_Stated goal:_
Transcribe everything in the data word for word. Pictures are left out.

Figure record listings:
⟨

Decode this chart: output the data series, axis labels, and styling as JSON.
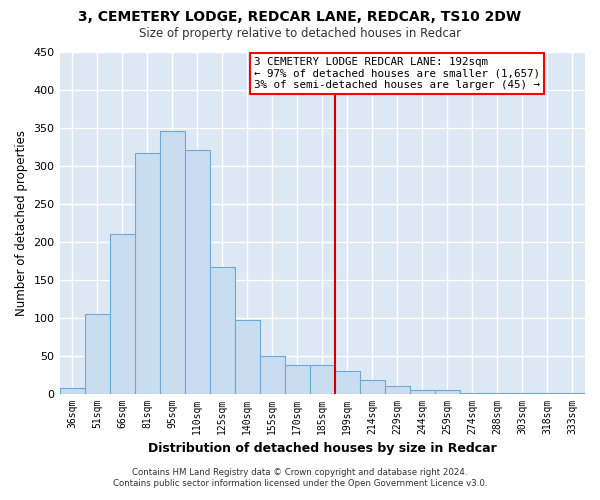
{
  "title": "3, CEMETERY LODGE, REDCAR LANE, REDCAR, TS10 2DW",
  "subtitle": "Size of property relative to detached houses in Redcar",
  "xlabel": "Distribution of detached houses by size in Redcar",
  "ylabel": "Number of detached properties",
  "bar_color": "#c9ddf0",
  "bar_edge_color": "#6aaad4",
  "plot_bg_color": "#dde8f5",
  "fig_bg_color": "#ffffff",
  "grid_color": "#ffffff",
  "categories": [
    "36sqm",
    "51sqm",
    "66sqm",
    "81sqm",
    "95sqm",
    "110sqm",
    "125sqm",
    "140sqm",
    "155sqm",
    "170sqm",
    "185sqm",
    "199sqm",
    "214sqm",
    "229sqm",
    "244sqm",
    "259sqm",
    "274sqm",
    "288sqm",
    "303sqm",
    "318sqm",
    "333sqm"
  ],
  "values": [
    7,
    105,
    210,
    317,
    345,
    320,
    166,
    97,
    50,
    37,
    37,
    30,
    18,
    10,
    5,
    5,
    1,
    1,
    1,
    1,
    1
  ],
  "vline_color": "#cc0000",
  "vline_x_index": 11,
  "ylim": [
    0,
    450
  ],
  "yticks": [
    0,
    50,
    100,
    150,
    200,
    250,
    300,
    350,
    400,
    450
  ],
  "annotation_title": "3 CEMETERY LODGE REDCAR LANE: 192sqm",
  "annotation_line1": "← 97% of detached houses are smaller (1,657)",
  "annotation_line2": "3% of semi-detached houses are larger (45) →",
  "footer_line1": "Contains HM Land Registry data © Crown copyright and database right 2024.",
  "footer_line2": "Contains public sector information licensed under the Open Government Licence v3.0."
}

⟩

_Correct answer:_
Decode this chart: output the data series, axis labels, and styling as JSON.
{
  "title": "3, CEMETERY LODGE, REDCAR LANE, REDCAR, TS10 2DW",
  "subtitle": "Size of property relative to detached houses in Redcar",
  "xlabel": "Distribution of detached houses by size in Redcar",
  "ylabel": "Number of detached properties",
  "bar_color": "#c9ddf0",
  "bar_edge_color": "#6aaad4",
  "plot_bg_color": "#dde8f5",
  "fig_bg_color": "#ffffff",
  "grid_color": "#ffffff",
  "categories": [
    "36sqm",
    "51sqm",
    "66sqm",
    "81sqm",
    "95sqm",
    "110sqm",
    "125sqm",
    "140sqm",
    "155sqm",
    "170sqm",
    "185sqm",
    "199sqm",
    "214sqm",
    "229sqm",
    "244sqm",
    "259sqm",
    "274sqm",
    "288sqm",
    "303sqm",
    "318sqm",
    "333sqm"
  ],
  "values": [
    7,
    105,
    210,
    317,
    345,
    320,
    166,
    97,
    50,
    37,
    37,
    30,
    18,
    10,
    5,
    5,
    1,
    1,
    1,
    1,
    1
  ],
  "vline_color": "#cc0000",
  "vline_x_index": 11,
  "ylim": [
    0,
    450
  ],
  "yticks": [
    0,
    50,
    100,
    150,
    200,
    250,
    300,
    350,
    400,
    450
  ],
  "annotation_title": "3 CEMETERY LODGE REDCAR LANE: 192sqm",
  "annotation_line1": "← 97% of detached houses are smaller (1,657)",
  "annotation_line2": "3% of semi-detached houses are larger (45) →",
  "footer_line1": "Contains HM Land Registry data © Crown copyright and database right 2024.",
  "footer_line2": "Contains public sector information licensed under the Open Government Licence v3.0."
}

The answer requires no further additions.